■ Objective ■
Quote the entries that follow exactly, leaving none out.

■ Dataset ■
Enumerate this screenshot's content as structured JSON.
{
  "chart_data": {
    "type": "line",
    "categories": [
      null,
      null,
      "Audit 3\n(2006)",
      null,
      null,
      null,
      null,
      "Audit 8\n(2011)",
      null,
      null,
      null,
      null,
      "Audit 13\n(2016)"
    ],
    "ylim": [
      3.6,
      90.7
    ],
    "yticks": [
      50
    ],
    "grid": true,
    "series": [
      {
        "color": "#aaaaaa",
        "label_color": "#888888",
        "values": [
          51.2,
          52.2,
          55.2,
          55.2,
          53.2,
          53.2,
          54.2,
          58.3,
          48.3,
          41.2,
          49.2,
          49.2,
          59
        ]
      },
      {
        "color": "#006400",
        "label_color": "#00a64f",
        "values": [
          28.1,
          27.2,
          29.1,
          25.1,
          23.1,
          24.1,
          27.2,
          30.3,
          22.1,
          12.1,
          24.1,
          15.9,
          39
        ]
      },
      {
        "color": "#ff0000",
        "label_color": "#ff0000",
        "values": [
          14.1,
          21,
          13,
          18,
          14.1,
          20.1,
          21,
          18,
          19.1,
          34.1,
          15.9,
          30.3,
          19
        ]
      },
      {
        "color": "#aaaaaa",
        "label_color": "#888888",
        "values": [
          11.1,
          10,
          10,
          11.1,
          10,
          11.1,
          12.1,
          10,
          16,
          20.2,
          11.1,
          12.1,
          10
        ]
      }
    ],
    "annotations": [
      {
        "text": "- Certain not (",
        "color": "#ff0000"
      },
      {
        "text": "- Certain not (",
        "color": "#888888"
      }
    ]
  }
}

■ Expected output ■
Enumerate this screenshot's content as structured JSON.
{
  "chart_data": {
    "type": "line",
    "categories": [
      null,
      null,
      "Audit 3\n(2006)",
      null,
      null,
      null,
      null,
      "Audit 8\n(2011)",
      null,
      null,
      null,
      null,
      "Audit 13\n(2016)"
    ],
    "ylim": [
      3.6,
      90.7
    ],
    "yticks": [
      50
    ],
    "grid": true,
    "series": [
      {
        "color": "#aaaaaa",
        "label_color": "#888888",
        "values": [
          51.2,
          52.2,
          55.2,
          55.2,
          53.2,
          53.2,
          54.2,
          58.3,
          48.3,
          41.2,
          49.2,
          49.2,
          59
        ]
      },
      {
        "color": "#006400",
        "label_color": "#00a64f",
        "values": [
          28.1,
          27.2,
          29.1,
          25.1,
          23.1,
          24.1,
          27.2,
          30.3,
          22.1,
          12.1,
          24.1,
          15.9,
          39
        ]
      },
      {
        "color": "#ff0000",
        "label_color": "#ff0000",
        "values": [
          14.1,
          21,
          13,
          18,
          14.1,
          20.1,
          21,
          18,
          19.1,
          34.1,
          15.9,
          30.3,
          19
        ]
      },
      {
        "color": "#aaaaaa",
        "label_color": "#888888",
        "values": [
          11.1,
          10,
          10,
          11.1,
          10,
          11.1,
          12.1,
          10,
          16,
          20.2,
          11.1,
          12.1,
          10
        ]
      }
    ],
    "annotations": [
      {
        "text": "- Certain not (",
        "color": "#ff0000"
      },
      {
        "text": "- Certain not (",
        "color": "#888888"
      }
    ]
  }
}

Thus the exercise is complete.